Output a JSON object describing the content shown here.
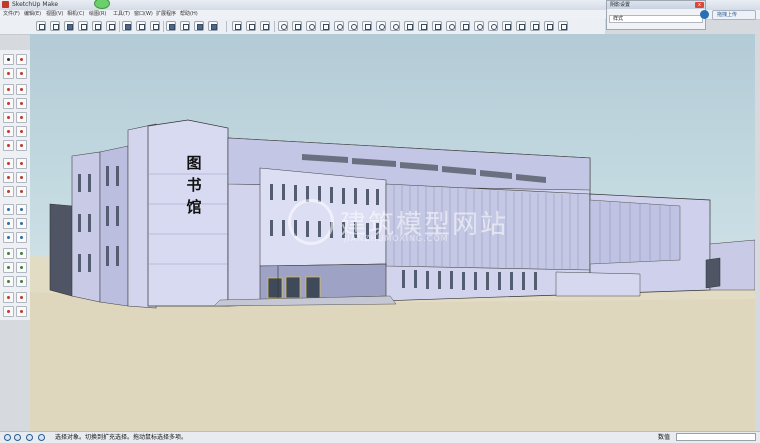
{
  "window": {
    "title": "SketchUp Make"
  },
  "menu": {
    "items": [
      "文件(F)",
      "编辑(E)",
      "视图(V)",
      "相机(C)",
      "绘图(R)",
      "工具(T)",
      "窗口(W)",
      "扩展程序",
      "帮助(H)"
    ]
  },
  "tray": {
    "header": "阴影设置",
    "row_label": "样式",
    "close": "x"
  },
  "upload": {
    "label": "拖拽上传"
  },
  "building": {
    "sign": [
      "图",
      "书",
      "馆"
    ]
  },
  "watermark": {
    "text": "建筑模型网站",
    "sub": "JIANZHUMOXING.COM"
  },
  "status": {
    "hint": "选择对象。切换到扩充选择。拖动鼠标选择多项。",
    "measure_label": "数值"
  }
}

----------

### PROMPT
Print the listing above in full, exactly as written. Omit any pictures.

### EXPECTED ANSWER
Output a JSON object describing the content shown here.
{
  "window": {
    "title": "SketchUp Make"
  },
  "menu": {
    "items": [
      "文件(F)",
      "编辑(E)",
      "视图(V)",
      "相机(C)",
      "绘图(R)",
      "工具(T)",
      "窗口(W)",
      "扩展程序",
      "帮助(H)"
    ]
  },
  "tray": {
    "header": "阴影设置",
    "row_label": "样式",
    "close": "x"
  },
  "upload": {
    "label": "拖拽上传"
  },
  "building": {
    "sign": [
      "图",
      "书",
      "馆"
    ]
  },
  "watermark": {
    "text": "建筑模型网站",
    "sub": "JIANZHUMOXING.COM"
  },
  "status": {
    "hint": "选择对象。切换到扩充选择。拖动鼠标选择多项。",
    "measure_label": "数值"
  }
}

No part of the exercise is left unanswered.